Exercise details.
Repeat the material in full. Keep every line exactly as it is.

Recorded data.
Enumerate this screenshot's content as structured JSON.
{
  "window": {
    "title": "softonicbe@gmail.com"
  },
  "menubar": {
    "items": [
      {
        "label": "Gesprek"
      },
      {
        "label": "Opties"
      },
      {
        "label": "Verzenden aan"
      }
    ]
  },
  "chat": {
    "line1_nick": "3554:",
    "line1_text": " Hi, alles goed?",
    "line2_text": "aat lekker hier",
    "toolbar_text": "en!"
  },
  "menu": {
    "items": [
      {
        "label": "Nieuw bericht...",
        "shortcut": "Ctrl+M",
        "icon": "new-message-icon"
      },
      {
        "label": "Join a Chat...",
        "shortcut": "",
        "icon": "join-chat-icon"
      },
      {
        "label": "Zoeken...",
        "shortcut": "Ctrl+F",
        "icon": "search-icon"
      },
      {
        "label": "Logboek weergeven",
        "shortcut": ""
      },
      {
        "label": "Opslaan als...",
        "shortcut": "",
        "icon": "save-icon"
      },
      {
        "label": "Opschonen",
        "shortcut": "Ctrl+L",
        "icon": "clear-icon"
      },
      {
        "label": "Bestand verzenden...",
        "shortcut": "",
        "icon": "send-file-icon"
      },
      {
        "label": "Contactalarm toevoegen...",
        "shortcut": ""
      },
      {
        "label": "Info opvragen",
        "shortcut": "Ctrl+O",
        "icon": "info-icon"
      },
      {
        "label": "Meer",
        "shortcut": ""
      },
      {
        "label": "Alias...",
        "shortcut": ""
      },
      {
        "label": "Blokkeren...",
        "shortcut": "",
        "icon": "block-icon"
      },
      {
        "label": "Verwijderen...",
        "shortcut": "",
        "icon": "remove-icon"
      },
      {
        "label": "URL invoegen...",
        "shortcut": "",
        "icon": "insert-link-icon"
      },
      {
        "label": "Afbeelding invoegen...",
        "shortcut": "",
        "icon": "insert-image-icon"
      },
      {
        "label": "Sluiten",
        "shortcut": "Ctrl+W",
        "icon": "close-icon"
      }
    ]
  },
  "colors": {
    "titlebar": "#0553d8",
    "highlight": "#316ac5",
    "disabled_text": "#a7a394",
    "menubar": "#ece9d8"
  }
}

Answer to this problem.
Enumerate this screenshot's content as structured JSON.
{
  "window": {
    "title": "softonicbe@gmail.com"
  },
  "menubar": {
    "items": [
      {
        "label": "Gesprek"
      },
      {
        "label": "Opties"
      },
      {
        "label": "Verzenden aan"
      }
    ]
  },
  "chat": {
    "line1_nick": "3554:",
    "line1_text": " Hi, alles goed?",
    "line2_text": "aat lekker hier",
    "toolbar_text": "en!"
  },
  "menu": {
    "items": [
      {
        "label": "Nieuw bericht...",
        "shortcut": "Ctrl+M",
        "icon": "new-message-icon"
      },
      {
        "label": "Join a Chat...",
        "shortcut": "",
        "icon": "join-chat-icon"
      },
      {
        "label": "Zoeken...",
        "shortcut": "Ctrl+F",
        "icon": "search-icon"
      },
      {
        "label": "Logboek weergeven",
        "shortcut": ""
      },
      {
        "label": "Opslaan als...",
        "shortcut": "",
        "icon": "save-icon"
      },
      {
        "label": "Opschonen",
        "shortcut": "Ctrl+L",
        "icon": "clear-icon"
      },
      {
        "label": "Bestand verzenden...",
        "shortcut": "",
        "icon": "send-file-icon"
      },
      {
        "label": "Contactalarm toevoegen...",
        "shortcut": ""
      },
      {
        "label": "Info opvragen",
        "shortcut": "Ctrl+O",
        "icon": "info-icon"
      },
      {
        "label": "Meer",
        "shortcut": ""
      },
      {
        "label": "Alias...",
        "shortcut": ""
      },
      {
        "label": "Blokkeren...",
        "shortcut": "",
        "icon": "block-icon"
      },
      {
        "label": "Verwijderen...",
        "shortcut": "",
        "icon": "remove-icon"
      },
      {
        "label": "URL invoegen...",
        "shortcut": "",
        "icon": "insert-link-icon"
      },
      {
        "label": "Afbeelding invoegen...",
        "shortcut": "",
        "icon": "insert-image-icon"
      },
      {
        "label": "Sluiten",
        "shortcut": "Ctrl+W",
        "icon": "close-icon"
      }
    ]
  },
  "colors": {
    "titlebar": "#0553d8",
    "highlight": "#316ac5",
    "disabled_text": "#a7a394",
    "menubar": "#ece9d8"
  }
}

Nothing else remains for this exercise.